▶ [Required work]:
From the data that follows, copy every line holding the string "silence".

--- Extracted information ---

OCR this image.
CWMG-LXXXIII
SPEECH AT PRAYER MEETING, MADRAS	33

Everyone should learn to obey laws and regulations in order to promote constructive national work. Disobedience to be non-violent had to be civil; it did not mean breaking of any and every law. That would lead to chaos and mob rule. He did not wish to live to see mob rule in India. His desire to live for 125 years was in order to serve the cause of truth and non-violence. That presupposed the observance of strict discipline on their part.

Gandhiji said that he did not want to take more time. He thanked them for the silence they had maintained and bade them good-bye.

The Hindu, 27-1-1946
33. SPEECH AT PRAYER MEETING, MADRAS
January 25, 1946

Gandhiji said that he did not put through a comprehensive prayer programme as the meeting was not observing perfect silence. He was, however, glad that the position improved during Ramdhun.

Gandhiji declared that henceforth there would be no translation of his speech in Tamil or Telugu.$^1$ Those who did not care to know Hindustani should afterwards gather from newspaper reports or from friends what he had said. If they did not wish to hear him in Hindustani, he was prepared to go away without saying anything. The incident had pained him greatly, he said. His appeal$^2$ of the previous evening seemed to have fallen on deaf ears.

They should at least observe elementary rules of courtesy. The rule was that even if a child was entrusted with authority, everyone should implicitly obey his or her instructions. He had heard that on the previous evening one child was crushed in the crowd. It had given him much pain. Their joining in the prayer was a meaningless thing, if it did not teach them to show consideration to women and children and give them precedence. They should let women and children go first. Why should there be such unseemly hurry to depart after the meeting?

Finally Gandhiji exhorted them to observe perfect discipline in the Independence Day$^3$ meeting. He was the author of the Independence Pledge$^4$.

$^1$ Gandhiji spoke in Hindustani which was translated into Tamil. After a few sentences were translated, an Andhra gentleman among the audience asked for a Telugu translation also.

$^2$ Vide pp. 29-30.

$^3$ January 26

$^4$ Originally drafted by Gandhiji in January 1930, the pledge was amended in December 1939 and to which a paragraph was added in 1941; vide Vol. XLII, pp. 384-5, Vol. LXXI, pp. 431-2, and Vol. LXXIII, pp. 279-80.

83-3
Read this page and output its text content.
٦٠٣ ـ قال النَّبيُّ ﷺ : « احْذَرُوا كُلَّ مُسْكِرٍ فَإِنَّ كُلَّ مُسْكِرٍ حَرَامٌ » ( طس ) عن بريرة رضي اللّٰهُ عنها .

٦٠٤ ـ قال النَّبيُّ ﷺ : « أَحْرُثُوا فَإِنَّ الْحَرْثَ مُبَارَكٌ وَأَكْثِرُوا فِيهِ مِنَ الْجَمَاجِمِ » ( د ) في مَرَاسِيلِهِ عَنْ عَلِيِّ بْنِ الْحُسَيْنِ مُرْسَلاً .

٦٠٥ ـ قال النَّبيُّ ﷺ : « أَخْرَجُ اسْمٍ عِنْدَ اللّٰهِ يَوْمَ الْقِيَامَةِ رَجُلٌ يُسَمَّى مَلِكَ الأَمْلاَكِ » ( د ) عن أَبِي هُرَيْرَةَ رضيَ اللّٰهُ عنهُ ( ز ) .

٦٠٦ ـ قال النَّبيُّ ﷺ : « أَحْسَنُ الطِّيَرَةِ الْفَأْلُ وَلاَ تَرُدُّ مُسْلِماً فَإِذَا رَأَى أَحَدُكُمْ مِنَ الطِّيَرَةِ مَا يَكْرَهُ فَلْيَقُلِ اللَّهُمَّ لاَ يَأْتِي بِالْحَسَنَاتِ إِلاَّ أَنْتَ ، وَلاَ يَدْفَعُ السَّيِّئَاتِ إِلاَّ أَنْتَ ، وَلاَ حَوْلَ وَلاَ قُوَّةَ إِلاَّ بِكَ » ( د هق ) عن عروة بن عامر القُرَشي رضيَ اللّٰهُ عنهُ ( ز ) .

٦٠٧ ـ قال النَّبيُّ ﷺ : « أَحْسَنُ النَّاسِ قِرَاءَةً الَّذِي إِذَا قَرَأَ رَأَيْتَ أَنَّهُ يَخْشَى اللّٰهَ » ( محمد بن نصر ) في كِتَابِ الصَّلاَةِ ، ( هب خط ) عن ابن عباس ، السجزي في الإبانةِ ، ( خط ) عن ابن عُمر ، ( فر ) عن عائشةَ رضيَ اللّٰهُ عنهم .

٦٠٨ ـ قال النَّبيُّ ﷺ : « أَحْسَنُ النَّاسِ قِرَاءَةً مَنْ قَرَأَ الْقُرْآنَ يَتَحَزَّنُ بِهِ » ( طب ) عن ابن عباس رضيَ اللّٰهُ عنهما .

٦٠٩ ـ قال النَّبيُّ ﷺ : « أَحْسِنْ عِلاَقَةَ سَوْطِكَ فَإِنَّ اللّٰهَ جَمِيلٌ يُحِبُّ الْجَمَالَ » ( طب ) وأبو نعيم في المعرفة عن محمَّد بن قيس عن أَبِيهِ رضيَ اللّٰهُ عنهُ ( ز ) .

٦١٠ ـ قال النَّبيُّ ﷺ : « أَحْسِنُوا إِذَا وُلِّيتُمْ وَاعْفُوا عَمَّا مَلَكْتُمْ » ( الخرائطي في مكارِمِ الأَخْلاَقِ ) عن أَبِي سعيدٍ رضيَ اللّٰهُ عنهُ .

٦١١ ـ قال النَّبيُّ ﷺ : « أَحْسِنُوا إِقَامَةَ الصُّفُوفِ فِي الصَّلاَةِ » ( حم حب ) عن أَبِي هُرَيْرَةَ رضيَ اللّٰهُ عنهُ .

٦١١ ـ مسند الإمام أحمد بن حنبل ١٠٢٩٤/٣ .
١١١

---

▶ [The result]:
Gandhiji said that he did not want to take more time. He thanked them for the silence they had maintained and bade them good-bye.
Gandhiji said that he did not put through a comprehensive prayer programme as the meeting was not observing perfect silence. He was, however, glad that the position improved during Ramdhun.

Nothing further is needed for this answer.